● EXTRACTED INFORMATION
══════════
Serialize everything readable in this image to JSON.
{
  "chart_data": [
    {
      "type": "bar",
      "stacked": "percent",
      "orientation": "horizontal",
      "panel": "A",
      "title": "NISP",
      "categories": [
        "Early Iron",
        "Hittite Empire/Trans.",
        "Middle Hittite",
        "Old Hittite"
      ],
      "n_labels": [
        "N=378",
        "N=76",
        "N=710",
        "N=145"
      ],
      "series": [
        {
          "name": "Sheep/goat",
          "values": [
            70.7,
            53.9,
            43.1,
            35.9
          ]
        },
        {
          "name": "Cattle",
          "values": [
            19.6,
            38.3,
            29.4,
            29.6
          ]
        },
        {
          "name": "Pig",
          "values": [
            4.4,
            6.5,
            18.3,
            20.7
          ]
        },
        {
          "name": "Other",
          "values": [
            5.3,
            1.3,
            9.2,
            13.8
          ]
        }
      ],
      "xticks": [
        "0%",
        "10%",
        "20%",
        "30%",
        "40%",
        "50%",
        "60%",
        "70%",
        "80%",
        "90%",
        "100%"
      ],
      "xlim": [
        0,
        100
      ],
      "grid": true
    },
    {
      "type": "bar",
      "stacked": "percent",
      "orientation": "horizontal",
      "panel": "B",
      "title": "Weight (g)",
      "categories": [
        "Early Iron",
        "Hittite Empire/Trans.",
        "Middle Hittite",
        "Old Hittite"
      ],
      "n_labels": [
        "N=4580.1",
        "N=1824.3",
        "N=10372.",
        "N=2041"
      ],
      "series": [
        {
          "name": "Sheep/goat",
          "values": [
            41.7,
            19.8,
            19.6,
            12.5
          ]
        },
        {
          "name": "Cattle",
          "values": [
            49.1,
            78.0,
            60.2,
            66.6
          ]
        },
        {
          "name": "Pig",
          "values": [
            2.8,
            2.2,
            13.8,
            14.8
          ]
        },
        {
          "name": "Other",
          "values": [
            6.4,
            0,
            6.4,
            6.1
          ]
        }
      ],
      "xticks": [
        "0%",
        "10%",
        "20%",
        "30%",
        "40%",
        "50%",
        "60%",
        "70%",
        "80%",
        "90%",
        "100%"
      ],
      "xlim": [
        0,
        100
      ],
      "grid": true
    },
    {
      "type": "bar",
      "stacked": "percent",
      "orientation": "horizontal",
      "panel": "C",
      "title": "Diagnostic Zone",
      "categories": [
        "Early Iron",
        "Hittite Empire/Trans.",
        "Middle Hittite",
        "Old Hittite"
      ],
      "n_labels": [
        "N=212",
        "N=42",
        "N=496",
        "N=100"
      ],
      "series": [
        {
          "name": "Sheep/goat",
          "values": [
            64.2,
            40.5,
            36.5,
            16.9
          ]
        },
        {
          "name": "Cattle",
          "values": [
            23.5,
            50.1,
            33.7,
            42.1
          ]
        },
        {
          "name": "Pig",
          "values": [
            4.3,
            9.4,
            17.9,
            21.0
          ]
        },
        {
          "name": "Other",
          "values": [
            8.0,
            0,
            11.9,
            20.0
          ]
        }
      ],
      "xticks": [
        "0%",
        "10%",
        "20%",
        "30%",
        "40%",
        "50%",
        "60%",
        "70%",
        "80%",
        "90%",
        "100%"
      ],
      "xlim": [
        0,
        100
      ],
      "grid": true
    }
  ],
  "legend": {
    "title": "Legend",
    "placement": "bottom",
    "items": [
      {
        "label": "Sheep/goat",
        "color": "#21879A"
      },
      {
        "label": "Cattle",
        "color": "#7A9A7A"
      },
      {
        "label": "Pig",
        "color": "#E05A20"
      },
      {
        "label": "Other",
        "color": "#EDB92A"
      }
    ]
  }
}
══════════
● EXERCISE BRIEF
Print every entry exactly as it appears.

● SOLUTION TO THE EXERCISE
Serialize everything readable in this image to JSON.
{
  "chart_data": [
    {
      "type": "bar",
      "stacked": "percent",
      "orientation": "horizontal",
      "panel": "A",
      "title": "NISP",
      "categories": [
        "Early Iron",
        "Hittite Empire/Trans.",
        "Middle Hittite",
        "Old Hittite"
      ],
      "n_labels": [
        "N=378",
        "N=76",
        "N=710",
        "N=145"
      ],
      "series": [
        {
          "name": "Sheep/goat",
          "values": [
            70.7,
            53.9,
            43.1,
            35.9
          ]
        },
        {
          "name": "Cattle",
          "values": [
            19.6,
            38.3,
            29.4,
            29.6
          ]
        },
        {
          "name": "Pig",
          "values": [
            4.4,
            6.5,
            18.3,
            20.7
          ]
        },
        {
          "name": "Other",
          "values": [
            5.3,
            1.3,
            9.2,
            13.8
          ]
        }
      ],
      "xticks": [
        "0%",
        "10%",
        "20%",
        "30%",
        "40%",
        "50%",
        "60%",
        "70%",
        "80%",
        "90%",
        "100%"
      ],
      "xlim": [
        0,
        100
      ],
      "grid": true
    },
    {
      "type": "bar",
      "stacked": "percent",
      "orientation": "horizontal",
      "panel": "B",
      "title": "Weight (g)",
      "categories": [
        "Early Iron",
        "Hittite Empire/Trans.",
        "Middle Hittite",
        "Old Hittite"
      ],
      "n_labels": [
        "N=4580.1",
        "N=1824.3",
        "N=10372.",
        "N=2041"
      ],
      "series": [
        {
          "name": "Sheep/goat",
          "values": [
            41.7,
            19.8,
            19.6,
            12.5
          ]
        },
        {
          "name": "Cattle",
          "values": [
            49.1,
            78.0,
            60.2,
            66.6
          ]
        },
        {
          "name": "Pig",
          "values": [
            2.8,
            2.2,
            13.8,
            14.8
          ]
        },
        {
          "name": "Other",
          "values": [
            6.4,
            0,
            6.4,
            6.1
          ]
        }
      ],
      "xticks": [
        "0%",
        "10%",
        "20%",
        "30%",
        "40%",
        "50%",
        "60%",
        "70%",
        "80%",
        "90%",
        "100%"
      ],
      "xlim": [
        0,
        100
      ],
      "grid": true
    },
    {
      "type": "bar",
      "stacked": "percent",
      "orientation": "horizontal",
      "panel": "C",
      "title": "Diagnostic Zone",
      "categories": [
        "Early Iron",
        "Hittite Empire/Trans.",
        "Middle Hittite",
        "Old Hittite"
      ],
      "n_labels": [
        "N=212",
        "N=42",
        "N=496",
        "N=100"
      ],
      "series": [
        {
          "name": "Sheep/goat",
          "values": [
            64.2,
            40.5,
            36.5,
            16.9
          ]
        },
        {
          "name": "Cattle",
          "values": [
            23.5,
            50.1,
            33.7,
            42.1
          ]
        },
        {
          "name": "Pig",
          "values": [
            4.3,
            9.4,
            17.9,
            21.0
          ]
        },
        {
          "name": "Other",
          "values": [
            8.0,
            0,
            11.9,
            20.0
          ]
        }
      ],
      "xticks": [
        "0%",
        "10%",
        "20%",
        "30%",
        "40%",
        "50%",
        "60%",
        "70%",
        "80%",
        "90%",
        "100%"
      ],
      "xlim": [
        0,
        100
      ],
      "grid": true
    }
  ],
  "legend": {
    "title": "Legend",
    "placement": "bottom",
    "items": [
      {
        "label": "Sheep/goat",
        "color": "#21879A"
      },
      {
        "label": "Cattle",
        "color": "#7A9A7A"
      },
      {
        "label": "Pig",
        "color": "#E05A20"
      },
      {
        "label": "Other",
        "color": "#EDB92A"
      }
    ]
  }
}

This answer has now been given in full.